Aim of the exercise: The records below must be copied in full; omit the images.

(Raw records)
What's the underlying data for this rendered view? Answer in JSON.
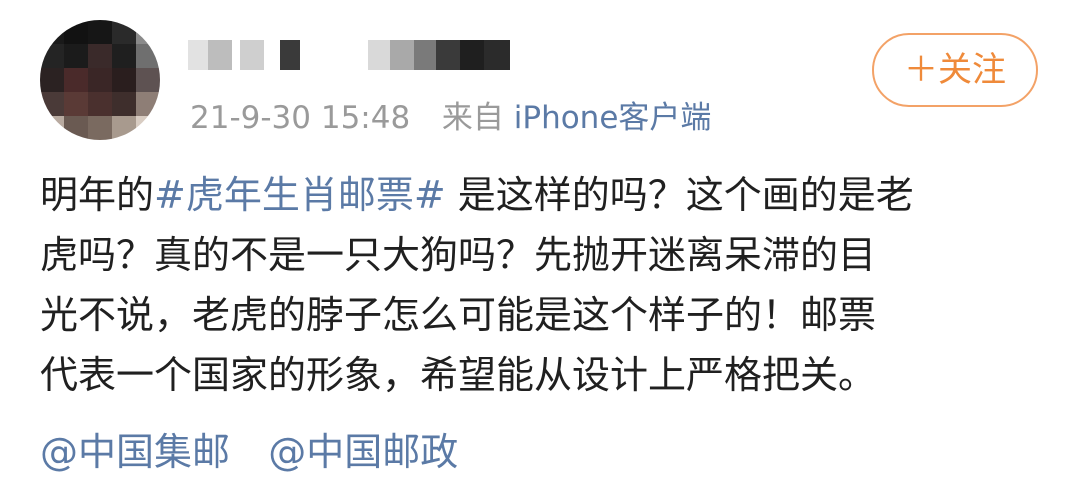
{
  "post": {
    "meta": {
      "timestamp": "21-9-30 15:48",
      "source_prefix": "来自",
      "source_device": "iPhone客户端"
    },
    "follow_button": {
      "label": "＋关注"
    },
    "body_lines": [
      {
        "before": "明年的",
        "hashtag": "#虎年生肖邮票#",
        "after": " 是这样的吗？这个画的是老"
      },
      {
        "text": "虎吗？真的不是一只大狗吗？先抛开迷离呆滞的目"
      },
      {
        "text": "光不说，老虎的脖子怎么可能是这个样子的！邮票"
      },
      {
        "text": "代表一个国家的形象，希望能从设计上严格把关。"
      }
    ],
    "mentions": [
      "@中国集邮",
      "@中国邮政"
    ],
    "colors": {
      "link": "#5b7aa6",
      "follow_accent": "#ef8a3a",
      "meta_gray": "#9a9a9a",
      "body_text": "#202020"
    }
  }
}
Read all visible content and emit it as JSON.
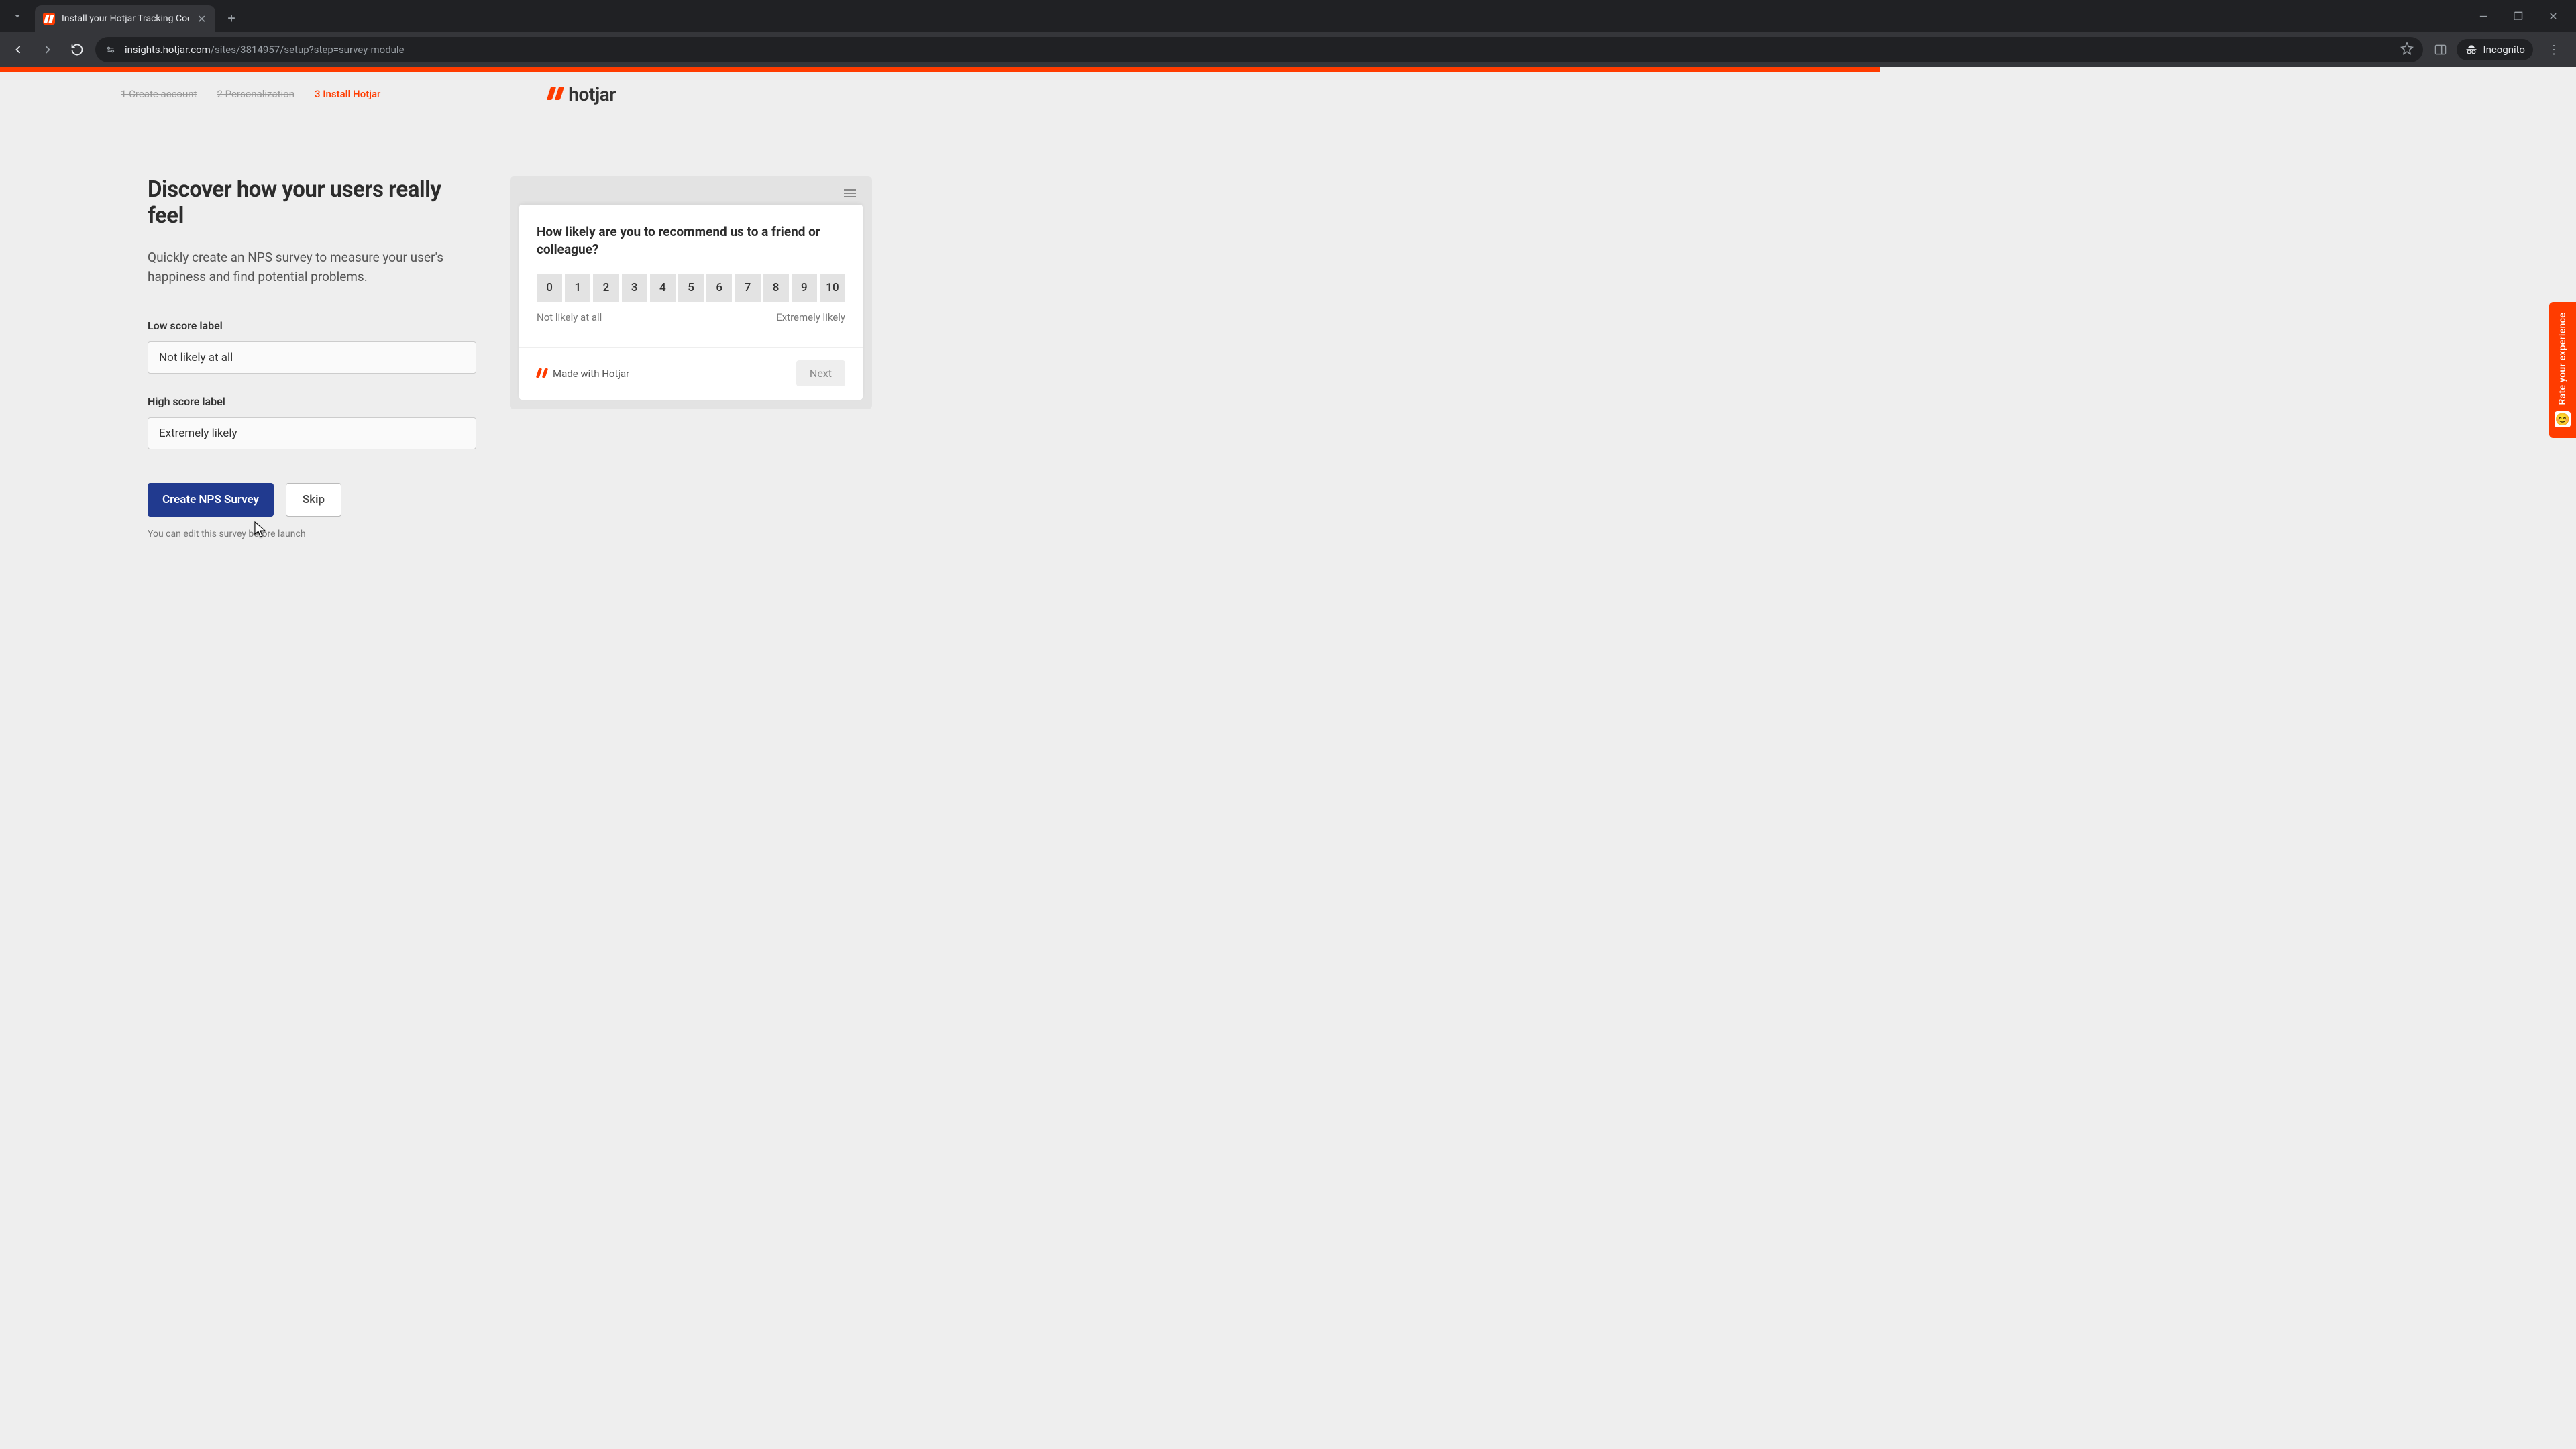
{
  "browser": {
    "tab_title": "Install your Hotjar Tracking Cod",
    "url_host": "insights.hotjar.com",
    "url_path": "/sites/3814957/setup?step=survey-module",
    "incognito_label": "Incognito"
  },
  "progress_percent": 73,
  "steps": [
    {
      "label": "1 Create account",
      "state": "done"
    },
    {
      "label": "2 Personalization",
      "state": "done"
    },
    {
      "label": "3 Install Hotjar",
      "state": "active"
    }
  ],
  "brand": "hotjar",
  "main": {
    "heading": "Discover how your users really feel",
    "subheading": "Quickly create an NPS survey to measure your user's happiness and find potential problems.",
    "low_label": "Low score label",
    "low_value": "Not likely at all",
    "high_label": "High score label",
    "high_value": "Extremely likely",
    "create_button": "Create NPS Survey",
    "skip_button": "Skip",
    "hint": "You can edit this survey before launch"
  },
  "preview": {
    "question": "How likely are you to recommend us to a friend or colleague?",
    "scale": [
      "0",
      "1",
      "2",
      "3",
      "4",
      "5",
      "6",
      "7",
      "8",
      "9",
      "10"
    ],
    "low_text": "Not likely at all",
    "high_text": "Extremely likely",
    "made_with": "Made with Hotjar",
    "next": "Next"
  },
  "feedback_tab": "Rate your experience"
}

Result:
What's the underlying data for this rendered view? Answer in JSON.
{
  "post": {
    "meta": {
      "timestamp": "21-9-30 15:48",
      "source_prefix": "来自",
      "source_device": "iPhone客户端"
    },
    "follow_button": {
      "label": "＋关注"
    },
    "body_lines": [
      {
        "before": "明年的",
        "hashtag": "#虎年生肖邮票#",
        "after": " 是这样的吗？这个画的是老"
      },
      {
        "text": "虎吗？真的不是一只大狗吗？先抛开迷离呆滞的目"
      },
      {
        "text": "光不说，老虎的脖子怎么可能是这个样子的！邮票"
      },
      {
        "text": "代表一个国家的形象，希望能从设计上严格把关。"
      }
    ],
    "mentions": [
      "@中国集邮",
      "@中国邮政"
    ],
    "colors": {
      "link": "#5b7aa6",
      "follow_accent": "#ef8a3a",
      "meta_gray": "#9a9a9a",
      "body_text": "#202020"
    }
  }
}
Read all visible content and emit it as JSON.
{
  "browser": {
    "tab_title": "Install your Hotjar Tracking Cod",
    "url_host": "insights.hotjar.com",
    "url_path": "/sites/3814957/setup?step=survey-module",
    "incognito_label": "Incognito"
  },
  "progress_percent": 73,
  "steps": [
    {
      "label": "1 Create account",
      "state": "done"
    },
    {
      "label": "2 Personalization",
      "state": "done"
    },
    {
      "label": "3 Install Hotjar",
      "state": "active"
    }
  ],
  "brand": "hotjar",
  "main": {
    "heading": "Discover how your users really feel",
    "subheading": "Quickly create an NPS survey to measure your user's happiness and find potential problems.",
    "low_label": "Low score label",
    "low_value": "Not likely at all",
    "high_label": "High score label",
    "high_value": "Extremely likely",
    "create_button": "Create NPS Survey",
    "skip_button": "Skip",
    "hint": "You can edit this survey before launch"
  },
  "preview": {
    "question": "How likely are you to recommend us to a friend or colleague?",
    "scale": [
      "0",
      "1",
      "2",
      "3",
      "4",
      "5",
      "6",
      "7",
      "8",
      "9",
      "10"
    ],
    "low_text": "Not likely at all",
    "high_text": "Extremely likely",
    "made_with": "Made with Hotjar",
    "next": "Next"
  },
  "feedback_tab": "Rate your experience"
}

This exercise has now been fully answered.